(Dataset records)
_____
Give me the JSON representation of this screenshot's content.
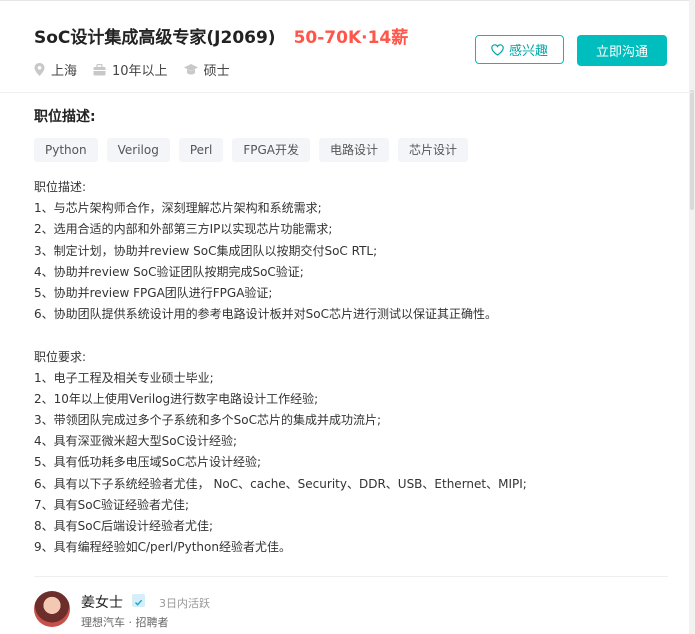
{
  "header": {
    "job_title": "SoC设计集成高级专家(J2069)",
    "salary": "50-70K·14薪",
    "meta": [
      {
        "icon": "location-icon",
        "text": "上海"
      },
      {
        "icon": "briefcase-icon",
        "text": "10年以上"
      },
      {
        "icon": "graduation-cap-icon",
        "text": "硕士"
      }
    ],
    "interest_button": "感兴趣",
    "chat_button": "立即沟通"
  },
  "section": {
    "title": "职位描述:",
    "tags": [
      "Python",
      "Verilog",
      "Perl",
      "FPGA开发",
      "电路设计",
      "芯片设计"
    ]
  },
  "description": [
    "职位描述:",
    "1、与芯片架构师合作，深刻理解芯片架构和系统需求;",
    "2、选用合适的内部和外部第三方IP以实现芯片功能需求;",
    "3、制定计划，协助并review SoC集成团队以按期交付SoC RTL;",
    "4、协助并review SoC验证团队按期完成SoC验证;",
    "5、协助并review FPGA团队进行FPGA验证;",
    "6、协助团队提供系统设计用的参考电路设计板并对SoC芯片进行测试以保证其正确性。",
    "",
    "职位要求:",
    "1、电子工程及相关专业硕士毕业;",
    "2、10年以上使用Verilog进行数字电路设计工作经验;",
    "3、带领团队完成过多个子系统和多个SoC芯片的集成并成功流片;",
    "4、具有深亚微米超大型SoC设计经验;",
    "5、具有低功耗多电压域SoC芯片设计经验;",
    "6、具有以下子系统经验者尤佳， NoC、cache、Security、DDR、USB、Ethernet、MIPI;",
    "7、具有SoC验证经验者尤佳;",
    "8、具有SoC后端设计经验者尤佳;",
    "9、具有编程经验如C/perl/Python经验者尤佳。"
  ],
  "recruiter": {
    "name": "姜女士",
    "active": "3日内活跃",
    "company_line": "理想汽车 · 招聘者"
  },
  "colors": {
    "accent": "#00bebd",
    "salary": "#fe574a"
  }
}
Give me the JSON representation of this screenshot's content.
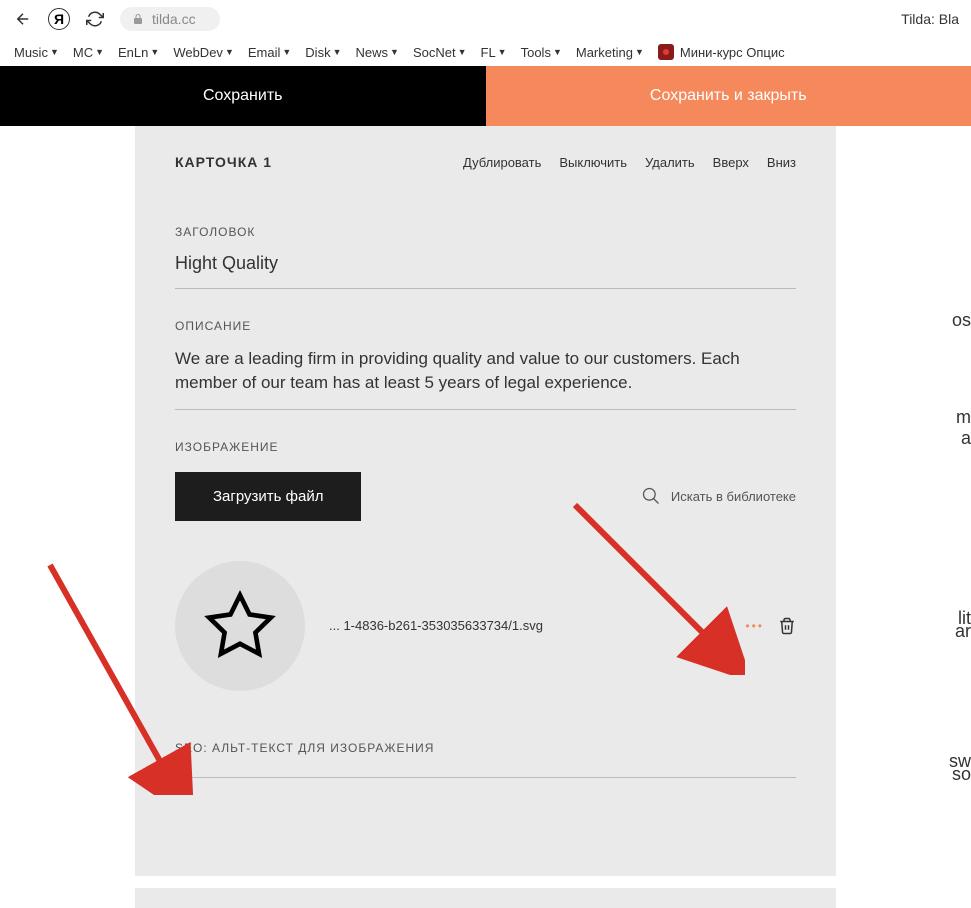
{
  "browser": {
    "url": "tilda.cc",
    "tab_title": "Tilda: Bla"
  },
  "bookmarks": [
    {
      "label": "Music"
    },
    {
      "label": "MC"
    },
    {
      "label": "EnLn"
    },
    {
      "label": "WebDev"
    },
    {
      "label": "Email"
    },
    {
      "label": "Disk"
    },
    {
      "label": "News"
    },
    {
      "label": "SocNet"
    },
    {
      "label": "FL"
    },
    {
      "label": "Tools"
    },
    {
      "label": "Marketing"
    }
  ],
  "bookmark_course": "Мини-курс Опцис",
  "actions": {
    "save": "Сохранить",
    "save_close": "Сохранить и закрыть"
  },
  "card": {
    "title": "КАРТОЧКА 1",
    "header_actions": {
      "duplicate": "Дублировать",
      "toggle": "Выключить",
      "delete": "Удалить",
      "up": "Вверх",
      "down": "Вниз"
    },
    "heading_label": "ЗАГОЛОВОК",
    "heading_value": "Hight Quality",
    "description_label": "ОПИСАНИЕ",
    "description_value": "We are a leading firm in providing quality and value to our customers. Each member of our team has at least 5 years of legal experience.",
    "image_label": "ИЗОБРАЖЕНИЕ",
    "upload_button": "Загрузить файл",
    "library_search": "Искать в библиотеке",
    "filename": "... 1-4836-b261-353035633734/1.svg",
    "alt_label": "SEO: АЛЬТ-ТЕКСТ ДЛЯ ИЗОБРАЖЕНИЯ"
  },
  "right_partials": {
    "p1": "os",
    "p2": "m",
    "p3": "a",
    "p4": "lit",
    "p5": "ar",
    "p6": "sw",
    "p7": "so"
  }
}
_____
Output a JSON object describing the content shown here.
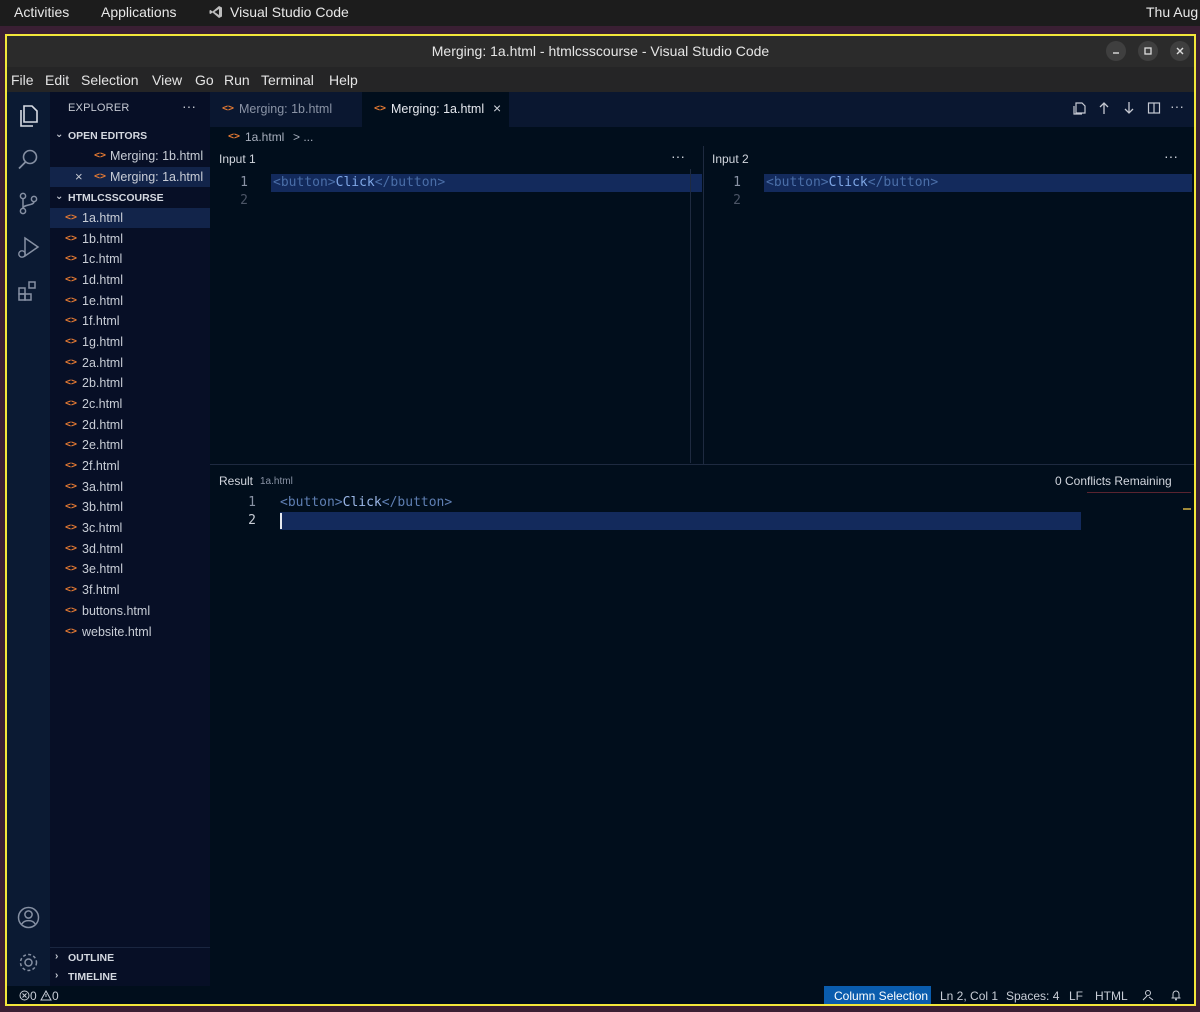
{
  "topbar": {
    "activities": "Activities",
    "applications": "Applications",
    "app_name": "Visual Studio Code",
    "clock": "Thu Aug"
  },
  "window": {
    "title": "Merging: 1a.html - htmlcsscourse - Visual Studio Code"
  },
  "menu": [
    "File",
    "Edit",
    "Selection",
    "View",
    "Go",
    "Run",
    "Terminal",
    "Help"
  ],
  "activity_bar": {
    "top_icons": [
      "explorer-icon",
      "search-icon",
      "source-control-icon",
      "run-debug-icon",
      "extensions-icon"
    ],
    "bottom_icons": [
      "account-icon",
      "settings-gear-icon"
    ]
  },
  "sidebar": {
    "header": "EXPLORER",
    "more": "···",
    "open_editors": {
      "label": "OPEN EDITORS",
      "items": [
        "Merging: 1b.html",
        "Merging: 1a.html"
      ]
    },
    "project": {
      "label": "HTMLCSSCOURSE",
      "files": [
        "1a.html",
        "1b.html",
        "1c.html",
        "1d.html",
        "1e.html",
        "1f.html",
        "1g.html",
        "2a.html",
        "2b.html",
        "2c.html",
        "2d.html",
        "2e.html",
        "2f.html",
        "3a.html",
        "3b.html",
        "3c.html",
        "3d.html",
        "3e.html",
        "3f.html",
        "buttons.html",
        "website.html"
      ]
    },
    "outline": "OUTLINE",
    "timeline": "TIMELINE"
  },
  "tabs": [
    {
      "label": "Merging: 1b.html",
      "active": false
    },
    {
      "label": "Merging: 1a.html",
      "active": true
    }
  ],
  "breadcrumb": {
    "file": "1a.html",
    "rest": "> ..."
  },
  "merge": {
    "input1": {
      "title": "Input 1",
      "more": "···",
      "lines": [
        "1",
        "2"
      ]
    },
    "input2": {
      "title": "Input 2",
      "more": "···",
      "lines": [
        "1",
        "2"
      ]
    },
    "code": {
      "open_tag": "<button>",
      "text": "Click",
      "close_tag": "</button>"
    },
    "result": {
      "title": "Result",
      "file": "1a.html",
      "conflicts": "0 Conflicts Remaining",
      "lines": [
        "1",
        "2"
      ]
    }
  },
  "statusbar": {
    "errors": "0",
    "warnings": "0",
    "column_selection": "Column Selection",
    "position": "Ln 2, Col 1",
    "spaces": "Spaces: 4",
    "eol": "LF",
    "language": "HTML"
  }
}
_____
→ **PROBLEM TO SOLVE**:
Copy out every line from the data above that has "text" in it.

→ **TASK ANSWER**:
        "text": "上海"
        "text": "10年以上"
        "text": "硕士"
      "text": "Click",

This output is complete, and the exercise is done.